PASAJE PROPORCIONADO:

┏━━

Las alusiones frecuentes del guion a Rimbaud, Verlaine o Baudelaire no están relacionadas tanto con la sensibilidad poética de François como con la idea bohemia de una juventud que reclama el derecho a no-ser; a una apariencia desligada de la realidad. Justamente Rimbaud escribió en Mi bohemia unos versos que anticipan la actitud vital de François:
Y rimando, perdido, por las sombras fantásticas,
tensaba los cordones, como si fueran liras,
de mis zapatos rotos, junto a mi corazón.

┗━━

TAREAS:
A) Responde según el pasaje sobre François y Rimbaud:
(i) ¿A qué poetas alude con frecuencia el guion?
(ii) ¿Cómo se titula la obra de Rimbaud de la que proceden los versos citados?
(iii) ¿Con qué compara el hablante de los versos los cordones de sus zapatos?
B) Enumera todos los poetas que se nombran en el pasaje sobre François y Rimbaud.
C) Prosigue el pasaje sobre François y Rimbaud a partir de su último verso.

EXTRACTO DE DATOS:
┏━━

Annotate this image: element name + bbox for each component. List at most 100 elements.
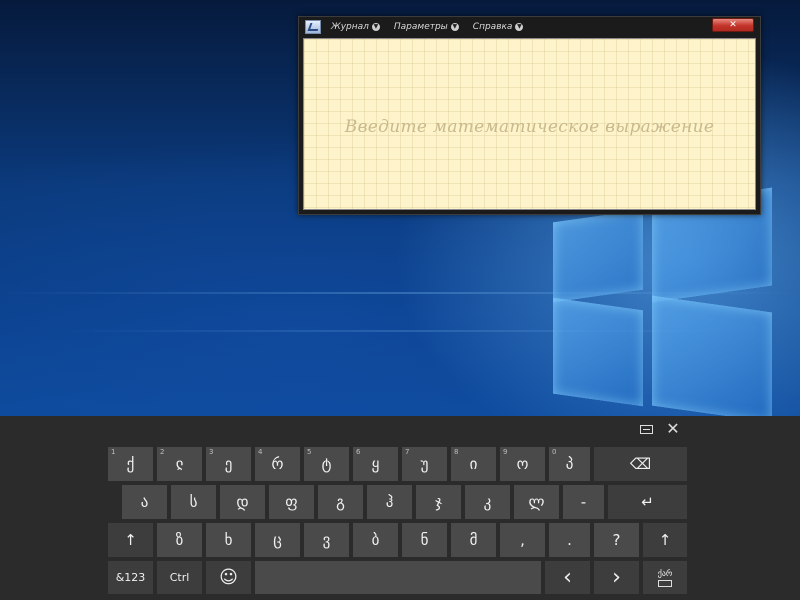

┗━━

RESPUESTAS ESPERADAS:
A)
(i) A Rimbaud, Verlaine y Baudelaire.
(ii) Mi bohemia.
(iii) Con liras.

B) Rimbaud, Verlaine, Baudelaire

C)
La teatralidad buscada de Los amantes habituales se difumina en las escenas situadas en el piso de Antoine (Julien Lucas), un joven burgués, heredero de una fortuna familiar, que pone su piso a disposición de François y el resto de sus amigos, como si de una comuna se tratara. Allí, entre pipas de opio, bailes, borracheras y escarceos amorosos, la planificación se vuelve ágil, la cámara se mueve con ligereza, la iluminación adopta un tono realista y los personajes se mueven con naturalidad. Es hermosa y representativa de este cambio la escena en que suena el tema This Time Tomorrow, de los Kinks. Los amigos bailan y cantan regocijándose en su juventud, conscientes por un breve instante de felicidad de que acaso la vida no debe forzarse, sino dejarse fluir. Hay mucho de la gracilidad de Rohmer en este momento de la película que, por otra parte, constituye un importante punto de inflexión en la historia por cuanto el desencanto por los sucesos de mayo del 68 cede su lugar al desencanto por la vida misma. ¿Y ahora qué? ¿Dónde estaremos dentro de un año? ¿Qué será de nosotros?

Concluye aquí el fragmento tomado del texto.